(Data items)
-- Begin --

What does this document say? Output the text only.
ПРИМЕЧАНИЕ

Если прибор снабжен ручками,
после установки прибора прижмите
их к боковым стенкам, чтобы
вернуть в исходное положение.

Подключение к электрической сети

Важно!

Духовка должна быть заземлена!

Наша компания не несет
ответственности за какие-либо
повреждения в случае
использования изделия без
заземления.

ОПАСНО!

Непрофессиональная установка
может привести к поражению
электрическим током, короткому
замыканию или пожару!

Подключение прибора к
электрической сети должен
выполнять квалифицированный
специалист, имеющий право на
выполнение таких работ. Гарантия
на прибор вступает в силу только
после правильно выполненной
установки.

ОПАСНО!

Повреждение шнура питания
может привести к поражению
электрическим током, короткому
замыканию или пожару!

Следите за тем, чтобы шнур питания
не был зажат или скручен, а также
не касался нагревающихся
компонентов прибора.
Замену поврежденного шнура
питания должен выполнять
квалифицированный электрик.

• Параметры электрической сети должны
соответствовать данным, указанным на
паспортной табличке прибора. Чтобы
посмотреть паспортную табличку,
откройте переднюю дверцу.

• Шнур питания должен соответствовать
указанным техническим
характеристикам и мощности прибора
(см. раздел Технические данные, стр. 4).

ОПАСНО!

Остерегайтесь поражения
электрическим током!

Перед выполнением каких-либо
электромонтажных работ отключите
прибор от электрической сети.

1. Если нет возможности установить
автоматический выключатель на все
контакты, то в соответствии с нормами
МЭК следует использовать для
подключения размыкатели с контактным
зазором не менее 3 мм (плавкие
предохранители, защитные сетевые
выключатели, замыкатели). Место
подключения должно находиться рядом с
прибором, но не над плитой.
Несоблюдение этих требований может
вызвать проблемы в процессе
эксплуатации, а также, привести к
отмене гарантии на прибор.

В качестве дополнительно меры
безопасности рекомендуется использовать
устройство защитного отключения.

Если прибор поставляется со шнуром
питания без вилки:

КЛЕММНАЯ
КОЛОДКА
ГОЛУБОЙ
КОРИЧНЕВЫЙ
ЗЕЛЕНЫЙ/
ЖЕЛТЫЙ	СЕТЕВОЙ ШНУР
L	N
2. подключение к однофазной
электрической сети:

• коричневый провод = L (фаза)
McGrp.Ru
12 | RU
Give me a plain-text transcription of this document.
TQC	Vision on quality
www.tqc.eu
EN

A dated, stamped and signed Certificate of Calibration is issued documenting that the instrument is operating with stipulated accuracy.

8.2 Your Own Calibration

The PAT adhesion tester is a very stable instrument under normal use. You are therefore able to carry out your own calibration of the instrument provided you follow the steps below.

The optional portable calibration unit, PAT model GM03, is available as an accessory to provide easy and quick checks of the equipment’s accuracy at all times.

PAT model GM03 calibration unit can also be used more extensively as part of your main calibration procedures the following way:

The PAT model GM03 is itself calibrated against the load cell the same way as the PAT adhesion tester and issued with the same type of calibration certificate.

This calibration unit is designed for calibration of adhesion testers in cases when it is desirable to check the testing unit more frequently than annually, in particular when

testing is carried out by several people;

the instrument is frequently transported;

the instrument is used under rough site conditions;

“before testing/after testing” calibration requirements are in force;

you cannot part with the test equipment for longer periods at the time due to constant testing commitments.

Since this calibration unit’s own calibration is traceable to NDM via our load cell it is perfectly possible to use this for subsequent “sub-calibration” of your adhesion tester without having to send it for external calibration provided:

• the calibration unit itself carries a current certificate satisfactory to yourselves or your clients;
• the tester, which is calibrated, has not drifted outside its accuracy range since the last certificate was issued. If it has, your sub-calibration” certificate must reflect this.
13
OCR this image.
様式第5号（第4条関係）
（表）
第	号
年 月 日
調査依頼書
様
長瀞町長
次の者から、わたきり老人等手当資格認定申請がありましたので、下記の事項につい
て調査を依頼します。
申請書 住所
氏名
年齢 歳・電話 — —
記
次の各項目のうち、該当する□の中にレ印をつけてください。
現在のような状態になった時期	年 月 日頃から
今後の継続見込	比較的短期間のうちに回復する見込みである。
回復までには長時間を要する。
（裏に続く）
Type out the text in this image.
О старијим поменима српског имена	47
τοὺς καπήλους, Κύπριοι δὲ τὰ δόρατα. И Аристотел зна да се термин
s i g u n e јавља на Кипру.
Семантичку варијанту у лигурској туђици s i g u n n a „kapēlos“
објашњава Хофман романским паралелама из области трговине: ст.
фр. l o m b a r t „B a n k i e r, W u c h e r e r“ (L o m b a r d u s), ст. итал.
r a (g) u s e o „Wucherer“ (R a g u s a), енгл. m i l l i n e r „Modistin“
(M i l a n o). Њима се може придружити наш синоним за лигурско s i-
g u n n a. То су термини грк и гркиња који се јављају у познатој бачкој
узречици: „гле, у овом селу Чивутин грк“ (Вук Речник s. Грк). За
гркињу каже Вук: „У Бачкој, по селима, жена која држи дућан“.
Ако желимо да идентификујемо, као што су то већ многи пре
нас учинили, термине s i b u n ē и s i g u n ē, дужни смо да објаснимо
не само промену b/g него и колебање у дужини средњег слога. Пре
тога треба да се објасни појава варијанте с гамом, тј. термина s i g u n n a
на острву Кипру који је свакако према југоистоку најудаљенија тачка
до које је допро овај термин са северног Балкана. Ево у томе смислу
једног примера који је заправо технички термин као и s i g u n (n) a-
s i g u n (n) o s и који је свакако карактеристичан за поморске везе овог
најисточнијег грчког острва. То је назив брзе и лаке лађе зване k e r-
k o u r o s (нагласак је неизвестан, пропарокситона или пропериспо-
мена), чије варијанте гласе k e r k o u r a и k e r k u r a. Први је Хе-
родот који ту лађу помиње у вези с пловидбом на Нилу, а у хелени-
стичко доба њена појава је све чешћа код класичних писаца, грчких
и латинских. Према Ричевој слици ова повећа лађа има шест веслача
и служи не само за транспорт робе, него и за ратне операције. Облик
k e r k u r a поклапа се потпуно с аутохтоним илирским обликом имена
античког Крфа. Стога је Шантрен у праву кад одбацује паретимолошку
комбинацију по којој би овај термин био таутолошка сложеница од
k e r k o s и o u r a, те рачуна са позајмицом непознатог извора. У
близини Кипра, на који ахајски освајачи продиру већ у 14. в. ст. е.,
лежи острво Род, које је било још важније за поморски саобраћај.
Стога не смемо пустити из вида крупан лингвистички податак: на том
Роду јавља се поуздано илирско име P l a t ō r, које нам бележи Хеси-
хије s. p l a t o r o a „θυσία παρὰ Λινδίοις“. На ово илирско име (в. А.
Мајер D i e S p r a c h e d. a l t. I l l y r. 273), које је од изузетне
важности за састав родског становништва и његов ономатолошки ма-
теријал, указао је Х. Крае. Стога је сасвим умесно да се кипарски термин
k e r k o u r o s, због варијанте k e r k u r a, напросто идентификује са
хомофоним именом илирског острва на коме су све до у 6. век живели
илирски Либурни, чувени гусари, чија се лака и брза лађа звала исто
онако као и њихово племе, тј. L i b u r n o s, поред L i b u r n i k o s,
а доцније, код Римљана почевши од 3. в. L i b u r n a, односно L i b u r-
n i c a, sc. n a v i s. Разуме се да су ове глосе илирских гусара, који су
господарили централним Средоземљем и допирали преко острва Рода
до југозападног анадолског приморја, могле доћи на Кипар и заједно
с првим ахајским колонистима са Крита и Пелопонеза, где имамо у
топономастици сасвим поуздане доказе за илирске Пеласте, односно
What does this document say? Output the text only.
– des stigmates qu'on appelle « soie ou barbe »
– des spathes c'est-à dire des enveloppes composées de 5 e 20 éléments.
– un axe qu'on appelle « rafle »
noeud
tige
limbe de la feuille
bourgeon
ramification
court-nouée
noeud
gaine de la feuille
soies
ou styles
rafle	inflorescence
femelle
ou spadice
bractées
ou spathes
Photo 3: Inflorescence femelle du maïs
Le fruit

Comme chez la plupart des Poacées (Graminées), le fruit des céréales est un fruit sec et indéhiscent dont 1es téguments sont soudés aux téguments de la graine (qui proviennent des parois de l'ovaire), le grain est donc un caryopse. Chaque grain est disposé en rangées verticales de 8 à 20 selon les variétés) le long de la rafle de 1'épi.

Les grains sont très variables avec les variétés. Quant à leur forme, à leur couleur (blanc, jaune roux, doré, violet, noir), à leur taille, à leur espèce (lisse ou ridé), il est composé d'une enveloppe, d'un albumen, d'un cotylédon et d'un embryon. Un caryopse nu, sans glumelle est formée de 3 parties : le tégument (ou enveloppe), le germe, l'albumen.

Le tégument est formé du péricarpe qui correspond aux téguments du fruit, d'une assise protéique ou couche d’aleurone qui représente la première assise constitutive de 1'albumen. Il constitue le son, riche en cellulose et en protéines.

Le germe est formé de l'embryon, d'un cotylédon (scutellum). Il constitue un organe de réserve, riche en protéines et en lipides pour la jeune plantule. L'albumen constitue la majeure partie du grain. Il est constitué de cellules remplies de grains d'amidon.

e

-- End --

• Exercise goal:
Search the entries for the string "појава" and collect each line that has it.

• Complete response:
тога треба да се објасни појава варијанте с гамом, тј. термина s i g u n n a
стичко доба њена појава је све чешћа код класичних писаца, грчких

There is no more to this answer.